Check each line of the listing, and copy it if it contains the word "cover".

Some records
**********

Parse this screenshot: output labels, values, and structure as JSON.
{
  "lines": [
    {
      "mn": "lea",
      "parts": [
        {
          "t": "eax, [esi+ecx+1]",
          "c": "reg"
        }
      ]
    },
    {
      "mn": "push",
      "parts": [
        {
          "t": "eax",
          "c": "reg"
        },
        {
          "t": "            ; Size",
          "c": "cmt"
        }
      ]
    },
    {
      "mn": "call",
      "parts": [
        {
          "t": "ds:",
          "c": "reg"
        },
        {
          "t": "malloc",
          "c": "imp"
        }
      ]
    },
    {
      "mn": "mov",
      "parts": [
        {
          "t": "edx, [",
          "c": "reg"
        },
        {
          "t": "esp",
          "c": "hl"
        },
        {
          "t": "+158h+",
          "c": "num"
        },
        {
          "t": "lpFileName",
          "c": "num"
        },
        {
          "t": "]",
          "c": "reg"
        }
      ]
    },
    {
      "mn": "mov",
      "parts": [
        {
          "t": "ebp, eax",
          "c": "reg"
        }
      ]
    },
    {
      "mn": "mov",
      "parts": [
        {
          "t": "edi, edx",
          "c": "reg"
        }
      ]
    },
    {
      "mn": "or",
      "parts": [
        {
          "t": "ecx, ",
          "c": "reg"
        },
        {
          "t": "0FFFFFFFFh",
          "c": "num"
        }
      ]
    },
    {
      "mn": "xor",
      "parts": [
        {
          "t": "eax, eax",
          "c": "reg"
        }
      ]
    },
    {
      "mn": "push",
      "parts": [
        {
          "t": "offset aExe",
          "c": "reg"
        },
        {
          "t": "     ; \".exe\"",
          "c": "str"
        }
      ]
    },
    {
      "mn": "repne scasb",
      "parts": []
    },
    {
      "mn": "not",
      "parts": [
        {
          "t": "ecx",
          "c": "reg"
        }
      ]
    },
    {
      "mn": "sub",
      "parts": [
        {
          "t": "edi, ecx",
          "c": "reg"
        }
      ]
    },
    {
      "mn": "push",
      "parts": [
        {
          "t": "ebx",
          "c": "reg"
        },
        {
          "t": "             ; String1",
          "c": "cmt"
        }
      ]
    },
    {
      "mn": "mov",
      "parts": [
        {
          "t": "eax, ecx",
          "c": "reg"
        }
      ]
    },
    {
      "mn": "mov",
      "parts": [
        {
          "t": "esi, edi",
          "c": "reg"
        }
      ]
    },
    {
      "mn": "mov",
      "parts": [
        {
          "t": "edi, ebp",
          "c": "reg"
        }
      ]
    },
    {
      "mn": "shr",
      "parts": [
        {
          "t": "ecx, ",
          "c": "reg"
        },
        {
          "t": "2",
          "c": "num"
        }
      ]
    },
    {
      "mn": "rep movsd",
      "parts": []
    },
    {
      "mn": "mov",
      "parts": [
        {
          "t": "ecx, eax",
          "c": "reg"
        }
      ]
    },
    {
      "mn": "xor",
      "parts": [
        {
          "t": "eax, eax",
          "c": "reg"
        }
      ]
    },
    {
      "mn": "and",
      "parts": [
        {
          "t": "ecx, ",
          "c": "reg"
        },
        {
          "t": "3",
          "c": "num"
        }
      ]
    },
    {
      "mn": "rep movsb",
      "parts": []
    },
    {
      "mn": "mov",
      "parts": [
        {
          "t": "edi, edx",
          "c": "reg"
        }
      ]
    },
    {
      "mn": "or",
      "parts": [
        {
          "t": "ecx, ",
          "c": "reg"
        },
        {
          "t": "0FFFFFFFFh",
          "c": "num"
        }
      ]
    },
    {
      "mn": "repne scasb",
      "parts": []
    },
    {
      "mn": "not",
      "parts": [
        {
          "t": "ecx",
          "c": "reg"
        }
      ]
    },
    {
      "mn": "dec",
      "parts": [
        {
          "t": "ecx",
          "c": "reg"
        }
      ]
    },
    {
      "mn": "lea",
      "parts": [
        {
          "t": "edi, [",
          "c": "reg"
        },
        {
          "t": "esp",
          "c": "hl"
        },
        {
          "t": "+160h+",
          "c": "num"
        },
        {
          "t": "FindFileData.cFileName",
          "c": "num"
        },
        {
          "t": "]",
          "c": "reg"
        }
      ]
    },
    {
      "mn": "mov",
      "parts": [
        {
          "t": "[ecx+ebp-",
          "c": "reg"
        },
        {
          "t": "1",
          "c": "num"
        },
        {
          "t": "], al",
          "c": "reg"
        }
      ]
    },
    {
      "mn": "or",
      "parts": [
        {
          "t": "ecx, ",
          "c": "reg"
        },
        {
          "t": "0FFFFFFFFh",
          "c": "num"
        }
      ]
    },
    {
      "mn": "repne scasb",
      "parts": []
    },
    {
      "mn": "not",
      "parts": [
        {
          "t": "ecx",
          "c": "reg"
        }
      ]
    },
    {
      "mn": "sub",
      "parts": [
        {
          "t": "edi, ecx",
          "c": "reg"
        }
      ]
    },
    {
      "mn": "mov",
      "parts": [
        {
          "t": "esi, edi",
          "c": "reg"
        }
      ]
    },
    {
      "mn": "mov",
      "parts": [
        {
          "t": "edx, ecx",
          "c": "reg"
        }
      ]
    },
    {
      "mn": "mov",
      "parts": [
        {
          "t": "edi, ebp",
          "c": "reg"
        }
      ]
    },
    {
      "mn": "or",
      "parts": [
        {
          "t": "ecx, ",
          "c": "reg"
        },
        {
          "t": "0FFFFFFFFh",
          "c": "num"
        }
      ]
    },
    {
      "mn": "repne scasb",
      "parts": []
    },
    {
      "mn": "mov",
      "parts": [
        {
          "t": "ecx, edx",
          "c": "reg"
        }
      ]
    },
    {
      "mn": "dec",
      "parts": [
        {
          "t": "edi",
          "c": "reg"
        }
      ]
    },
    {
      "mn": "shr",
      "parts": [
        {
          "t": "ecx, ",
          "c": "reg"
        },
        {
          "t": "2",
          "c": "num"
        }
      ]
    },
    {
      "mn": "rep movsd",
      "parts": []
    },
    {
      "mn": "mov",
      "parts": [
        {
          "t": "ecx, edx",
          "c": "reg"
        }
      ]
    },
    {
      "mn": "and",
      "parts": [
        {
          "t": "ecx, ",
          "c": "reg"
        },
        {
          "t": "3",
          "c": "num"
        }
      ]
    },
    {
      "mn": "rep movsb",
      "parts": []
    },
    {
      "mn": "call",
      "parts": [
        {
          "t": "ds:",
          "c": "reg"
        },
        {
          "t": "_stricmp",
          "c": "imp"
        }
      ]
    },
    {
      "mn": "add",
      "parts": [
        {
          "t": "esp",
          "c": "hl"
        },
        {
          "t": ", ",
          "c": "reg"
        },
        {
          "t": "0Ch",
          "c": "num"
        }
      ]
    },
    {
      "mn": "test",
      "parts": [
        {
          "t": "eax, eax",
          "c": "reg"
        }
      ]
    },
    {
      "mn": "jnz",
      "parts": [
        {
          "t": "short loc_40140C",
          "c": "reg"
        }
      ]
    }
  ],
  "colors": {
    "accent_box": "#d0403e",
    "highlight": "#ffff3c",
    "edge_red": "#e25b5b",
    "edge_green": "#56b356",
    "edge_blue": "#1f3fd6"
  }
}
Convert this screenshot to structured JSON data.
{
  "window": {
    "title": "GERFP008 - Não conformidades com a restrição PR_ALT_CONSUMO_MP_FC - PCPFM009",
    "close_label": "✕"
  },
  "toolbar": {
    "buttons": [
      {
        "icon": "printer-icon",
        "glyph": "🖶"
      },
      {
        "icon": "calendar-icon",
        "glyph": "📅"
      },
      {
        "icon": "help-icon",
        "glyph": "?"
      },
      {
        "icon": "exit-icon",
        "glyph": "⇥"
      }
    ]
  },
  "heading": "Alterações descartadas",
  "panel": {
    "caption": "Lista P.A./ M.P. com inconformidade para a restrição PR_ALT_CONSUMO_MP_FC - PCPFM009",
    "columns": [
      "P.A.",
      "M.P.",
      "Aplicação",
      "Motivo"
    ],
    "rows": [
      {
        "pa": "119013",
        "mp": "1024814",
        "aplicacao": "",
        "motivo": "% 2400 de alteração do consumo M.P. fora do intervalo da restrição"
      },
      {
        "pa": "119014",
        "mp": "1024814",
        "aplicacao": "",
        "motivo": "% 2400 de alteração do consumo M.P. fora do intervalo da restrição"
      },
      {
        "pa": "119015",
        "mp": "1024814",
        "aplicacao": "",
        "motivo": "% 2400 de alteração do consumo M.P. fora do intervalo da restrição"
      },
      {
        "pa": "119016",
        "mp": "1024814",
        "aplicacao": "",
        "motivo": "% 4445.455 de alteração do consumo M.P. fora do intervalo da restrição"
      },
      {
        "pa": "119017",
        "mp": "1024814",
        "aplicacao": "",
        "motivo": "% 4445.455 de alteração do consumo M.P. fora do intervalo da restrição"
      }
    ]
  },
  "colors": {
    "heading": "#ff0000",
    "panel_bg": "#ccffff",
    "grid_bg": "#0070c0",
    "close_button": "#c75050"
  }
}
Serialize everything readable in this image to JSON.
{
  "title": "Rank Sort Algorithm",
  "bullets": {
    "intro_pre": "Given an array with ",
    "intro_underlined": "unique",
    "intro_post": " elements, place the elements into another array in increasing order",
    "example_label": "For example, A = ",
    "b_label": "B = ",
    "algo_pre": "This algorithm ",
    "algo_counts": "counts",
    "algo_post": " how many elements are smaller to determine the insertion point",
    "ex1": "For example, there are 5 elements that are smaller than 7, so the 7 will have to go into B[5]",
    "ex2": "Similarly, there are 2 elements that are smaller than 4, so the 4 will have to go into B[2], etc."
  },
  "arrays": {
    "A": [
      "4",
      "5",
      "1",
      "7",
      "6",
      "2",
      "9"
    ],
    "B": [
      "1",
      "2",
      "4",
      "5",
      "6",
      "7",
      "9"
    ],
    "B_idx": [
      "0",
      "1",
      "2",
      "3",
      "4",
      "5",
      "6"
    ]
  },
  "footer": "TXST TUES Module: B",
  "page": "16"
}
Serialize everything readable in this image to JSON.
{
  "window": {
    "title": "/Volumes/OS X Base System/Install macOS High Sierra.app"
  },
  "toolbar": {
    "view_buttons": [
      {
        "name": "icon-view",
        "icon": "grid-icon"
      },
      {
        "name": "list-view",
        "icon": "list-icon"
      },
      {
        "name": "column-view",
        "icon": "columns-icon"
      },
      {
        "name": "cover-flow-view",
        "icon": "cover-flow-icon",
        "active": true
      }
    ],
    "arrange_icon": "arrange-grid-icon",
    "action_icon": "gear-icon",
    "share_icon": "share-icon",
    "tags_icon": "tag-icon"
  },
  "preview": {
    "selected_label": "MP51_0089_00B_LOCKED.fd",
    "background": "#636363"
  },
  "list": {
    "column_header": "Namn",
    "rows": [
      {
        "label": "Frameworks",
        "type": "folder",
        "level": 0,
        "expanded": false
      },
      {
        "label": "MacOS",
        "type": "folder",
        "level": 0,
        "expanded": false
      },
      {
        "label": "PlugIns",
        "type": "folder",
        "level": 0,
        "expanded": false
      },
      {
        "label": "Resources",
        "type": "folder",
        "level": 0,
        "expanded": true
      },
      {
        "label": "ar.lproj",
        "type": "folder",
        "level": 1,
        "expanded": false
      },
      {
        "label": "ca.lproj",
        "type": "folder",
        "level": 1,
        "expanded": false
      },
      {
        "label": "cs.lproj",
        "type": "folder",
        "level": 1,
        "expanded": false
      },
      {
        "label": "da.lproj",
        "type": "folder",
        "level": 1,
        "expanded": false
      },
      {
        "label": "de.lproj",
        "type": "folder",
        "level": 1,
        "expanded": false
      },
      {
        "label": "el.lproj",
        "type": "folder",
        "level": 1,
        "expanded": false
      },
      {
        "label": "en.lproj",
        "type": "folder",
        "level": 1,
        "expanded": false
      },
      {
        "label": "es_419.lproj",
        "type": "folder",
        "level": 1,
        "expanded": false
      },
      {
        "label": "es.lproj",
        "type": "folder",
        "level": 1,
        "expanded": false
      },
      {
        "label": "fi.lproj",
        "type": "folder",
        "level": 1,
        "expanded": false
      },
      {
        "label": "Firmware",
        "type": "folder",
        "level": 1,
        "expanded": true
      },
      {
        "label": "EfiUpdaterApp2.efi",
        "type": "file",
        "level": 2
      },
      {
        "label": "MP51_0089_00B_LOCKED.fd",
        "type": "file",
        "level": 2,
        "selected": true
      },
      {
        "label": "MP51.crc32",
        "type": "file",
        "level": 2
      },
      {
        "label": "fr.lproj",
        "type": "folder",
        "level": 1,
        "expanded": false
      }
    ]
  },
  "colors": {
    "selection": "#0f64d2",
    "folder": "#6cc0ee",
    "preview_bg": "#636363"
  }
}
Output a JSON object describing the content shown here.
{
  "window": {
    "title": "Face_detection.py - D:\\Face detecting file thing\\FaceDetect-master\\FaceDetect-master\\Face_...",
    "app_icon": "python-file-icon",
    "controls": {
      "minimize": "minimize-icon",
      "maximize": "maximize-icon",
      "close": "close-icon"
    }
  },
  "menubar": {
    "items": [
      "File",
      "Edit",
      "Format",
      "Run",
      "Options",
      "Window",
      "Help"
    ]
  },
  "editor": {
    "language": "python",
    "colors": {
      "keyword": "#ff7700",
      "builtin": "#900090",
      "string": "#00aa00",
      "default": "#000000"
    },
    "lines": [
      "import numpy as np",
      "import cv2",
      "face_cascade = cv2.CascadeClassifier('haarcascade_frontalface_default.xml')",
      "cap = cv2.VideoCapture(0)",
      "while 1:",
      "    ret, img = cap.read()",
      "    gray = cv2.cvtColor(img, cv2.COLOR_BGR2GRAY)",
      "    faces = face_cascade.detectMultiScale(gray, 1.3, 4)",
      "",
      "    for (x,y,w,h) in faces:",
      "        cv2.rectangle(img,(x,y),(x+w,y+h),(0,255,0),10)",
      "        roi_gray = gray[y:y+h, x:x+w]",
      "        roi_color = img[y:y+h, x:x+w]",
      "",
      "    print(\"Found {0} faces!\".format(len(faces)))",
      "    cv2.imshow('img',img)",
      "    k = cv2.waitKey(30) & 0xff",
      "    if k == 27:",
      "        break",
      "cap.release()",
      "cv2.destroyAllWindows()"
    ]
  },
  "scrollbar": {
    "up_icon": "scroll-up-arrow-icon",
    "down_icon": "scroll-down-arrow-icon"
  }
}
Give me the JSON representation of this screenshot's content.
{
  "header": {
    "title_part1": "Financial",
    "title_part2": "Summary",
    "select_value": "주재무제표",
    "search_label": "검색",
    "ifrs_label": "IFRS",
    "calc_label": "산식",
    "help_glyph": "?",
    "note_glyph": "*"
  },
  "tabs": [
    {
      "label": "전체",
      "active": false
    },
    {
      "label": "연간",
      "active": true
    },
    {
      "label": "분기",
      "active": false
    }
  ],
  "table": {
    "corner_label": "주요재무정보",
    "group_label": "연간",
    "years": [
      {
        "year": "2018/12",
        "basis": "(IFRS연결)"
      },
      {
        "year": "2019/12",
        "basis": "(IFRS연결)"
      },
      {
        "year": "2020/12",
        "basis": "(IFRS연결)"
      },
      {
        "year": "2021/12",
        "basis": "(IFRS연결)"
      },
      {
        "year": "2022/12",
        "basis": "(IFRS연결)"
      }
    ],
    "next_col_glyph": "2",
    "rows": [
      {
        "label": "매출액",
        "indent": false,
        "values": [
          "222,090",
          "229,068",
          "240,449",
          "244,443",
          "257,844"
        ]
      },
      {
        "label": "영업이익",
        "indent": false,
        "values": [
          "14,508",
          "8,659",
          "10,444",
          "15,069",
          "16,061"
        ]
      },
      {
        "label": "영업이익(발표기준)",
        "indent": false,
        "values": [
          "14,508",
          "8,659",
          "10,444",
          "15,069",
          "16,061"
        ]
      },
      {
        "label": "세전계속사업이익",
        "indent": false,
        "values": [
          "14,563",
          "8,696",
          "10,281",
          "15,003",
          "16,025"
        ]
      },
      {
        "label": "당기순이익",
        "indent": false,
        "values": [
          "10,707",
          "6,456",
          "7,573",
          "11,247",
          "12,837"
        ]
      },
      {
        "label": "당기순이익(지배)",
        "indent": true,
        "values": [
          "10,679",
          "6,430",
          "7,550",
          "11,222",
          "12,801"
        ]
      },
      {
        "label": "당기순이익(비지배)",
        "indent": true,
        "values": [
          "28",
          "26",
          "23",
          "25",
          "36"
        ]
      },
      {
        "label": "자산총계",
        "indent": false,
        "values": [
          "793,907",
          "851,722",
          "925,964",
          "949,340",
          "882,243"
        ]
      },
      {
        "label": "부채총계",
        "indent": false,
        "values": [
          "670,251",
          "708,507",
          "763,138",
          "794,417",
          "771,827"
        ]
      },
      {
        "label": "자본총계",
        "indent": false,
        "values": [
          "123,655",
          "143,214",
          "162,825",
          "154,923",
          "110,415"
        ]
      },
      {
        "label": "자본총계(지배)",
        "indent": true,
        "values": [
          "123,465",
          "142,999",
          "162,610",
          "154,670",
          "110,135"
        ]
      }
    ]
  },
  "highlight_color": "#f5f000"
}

**********

RESPONSE TO THE EXERCISE:
        "name": "cover-flow-view",
        "icon": "cover-flow-icon",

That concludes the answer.